Return all of the data exactly as given.

Start Extracted entries

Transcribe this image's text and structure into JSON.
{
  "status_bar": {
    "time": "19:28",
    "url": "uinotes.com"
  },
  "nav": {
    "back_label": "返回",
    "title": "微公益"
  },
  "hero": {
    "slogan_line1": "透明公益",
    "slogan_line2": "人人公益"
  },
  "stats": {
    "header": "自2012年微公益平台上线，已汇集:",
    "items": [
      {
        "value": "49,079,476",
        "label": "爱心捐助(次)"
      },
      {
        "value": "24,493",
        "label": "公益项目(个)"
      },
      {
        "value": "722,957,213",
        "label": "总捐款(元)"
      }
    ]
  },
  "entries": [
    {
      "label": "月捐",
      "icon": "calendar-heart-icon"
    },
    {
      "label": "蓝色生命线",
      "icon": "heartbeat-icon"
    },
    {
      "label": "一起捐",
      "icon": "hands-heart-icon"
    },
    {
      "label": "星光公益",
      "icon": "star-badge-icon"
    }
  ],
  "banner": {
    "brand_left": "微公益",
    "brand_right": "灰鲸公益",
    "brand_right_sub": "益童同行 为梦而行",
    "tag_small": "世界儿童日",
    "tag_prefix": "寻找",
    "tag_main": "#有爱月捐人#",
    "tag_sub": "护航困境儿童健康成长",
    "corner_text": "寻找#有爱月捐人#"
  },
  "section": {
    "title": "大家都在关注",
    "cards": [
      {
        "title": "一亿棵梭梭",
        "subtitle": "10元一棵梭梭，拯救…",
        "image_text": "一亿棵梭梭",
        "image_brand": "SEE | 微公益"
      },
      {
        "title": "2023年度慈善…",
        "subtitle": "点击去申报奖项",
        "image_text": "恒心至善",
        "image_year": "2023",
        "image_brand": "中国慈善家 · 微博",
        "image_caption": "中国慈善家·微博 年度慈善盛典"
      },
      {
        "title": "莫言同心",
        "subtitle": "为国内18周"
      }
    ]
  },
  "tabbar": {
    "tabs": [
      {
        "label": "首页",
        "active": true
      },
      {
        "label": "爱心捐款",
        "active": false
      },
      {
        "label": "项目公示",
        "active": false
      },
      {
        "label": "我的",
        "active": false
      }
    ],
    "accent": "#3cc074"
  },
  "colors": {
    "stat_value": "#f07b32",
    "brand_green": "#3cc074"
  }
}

End Extracted entries

• [Solution]:
Transcribe this image's text and structure into JSON.
{
  "status_bar": {
    "time": "19:28",
    "url": "uinotes.com"
  },
  "nav": {
    "back_label": "返回",
    "title": "微公益"
  },
  "hero": {
    "slogan_line1": "透明公益",
    "slogan_line2": "人人公益"
  },
  "stats": {
    "header": "自2012年微公益平台上线，已汇集:",
    "items": [
      {
        "value": "49,079,476",
        "label": "爱心捐助(次)"
      },
      {
        "value": "24,493",
        "label": "公益项目(个)"
      },
      {
        "value": "722,957,213",
        "label": "总捐款(元)"
      }
    ]
  },
  "entries": [
    {
      "label": "月捐",
      "icon": "calendar-heart-icon"
    },
    {
      "label": "蓝色生命线",
      "icon": "heartbeat-icon"
    },
    {
      "label": "一起捐",
      "icon": "hands-heart-icon"
    },
    {
      "label": "星光公益",
      "icon": "star-badge-icon"
    }
  ],
  "banner": {
    "brand_left": "微公益",
    "brand_right": "灰鲸公益",
    "brand_right_sub": "益童同行 为梦而行",
    "tag_small": "世界儿童日",
    "tag_prefix": "寻找",
    "tag_main": "#有爱月捐人#",
    "tag_sub": "护航困境儿童健康成长",
    "corner_text": "寻找#有爱月捐人#"
  },
  "section": {
    "title": "大家都在关注",
    "cards": [
      {
        "title": "一亿棵梭梭",
        "subtitle": "10元一棵梭梭，拯救…",
        "image_text": "一亿棵梭梭",
        "image_brand": "SEE | 微公益"
      },
      {
        "title": "2023年度慈善…",
        "subtitle": "点击去申报奖项",
        "image_text": "恒心至善",
        "image_year": "2023",
        "image_brand": "中国慈善家 · 微博",
        "image_caption": "中国慈善家·微博 年度慈善盛典"
      },
      {
        "title": "莫言同心",
        "subtitle": "为国内18周"
      }
    ]
  },
  "tabbar": {
    "tabs": [
      {
        "label": "首页",
        "active": true
      },
      {
        "label": "爱心捐款",
        "active": false
      },
      {
        "label": "项目公示",
        "active": false
      },
      {
        "label": "我的",
        "active": false
      }
    ],
    "accent": "#3cc074"
  },
  "colors": {
    "stat_value": "#f07b32",
    "brand_green": "#3cc074"
  }
}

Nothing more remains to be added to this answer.